Can the data below be echoed back word for word?

-- start --

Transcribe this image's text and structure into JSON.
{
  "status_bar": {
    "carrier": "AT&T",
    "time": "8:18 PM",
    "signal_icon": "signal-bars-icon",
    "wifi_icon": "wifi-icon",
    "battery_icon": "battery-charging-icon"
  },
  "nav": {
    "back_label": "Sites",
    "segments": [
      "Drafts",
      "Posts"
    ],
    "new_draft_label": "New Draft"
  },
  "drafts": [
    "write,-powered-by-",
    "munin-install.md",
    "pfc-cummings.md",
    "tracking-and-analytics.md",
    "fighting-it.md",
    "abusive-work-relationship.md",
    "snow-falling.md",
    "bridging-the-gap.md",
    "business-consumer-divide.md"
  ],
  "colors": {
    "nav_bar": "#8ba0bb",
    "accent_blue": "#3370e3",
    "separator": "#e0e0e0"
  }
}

-- end --

Response:
Transcribe this image's text and structure into JSON.
{
  "status_bar": {
    "carrier": "AT&T",
    "time": "8:18 PM",
    "signal_icon": "signal-bars-icon",
    "wifi_icon": "wifi-icon",
    "battery_icon": "battery-charging-icon"
  },
  "nav": {
    "back_label": "Sites",
    "segments": [
      "Drafts",
      "Posts"
    ],
    "new_draft_label": "New Draft"
  },
  "drafts": [
    "write,-powered-by-",
    "munin-install.md",
    "pfc-cummings.md",
    "tracking-and-analytics.md",
    "fighting-it.md",
    "abusive-work-relationship.md",
    "snow-falling.md",
    "bridging-the-gap.md",
    "business-consumer-divide.md"
  ],
  "colors": {
    "nav_bar": "#8ba0bb",
    "accent_blue": "#3370e3",
    "separator": "#e0e0e0"
  }
}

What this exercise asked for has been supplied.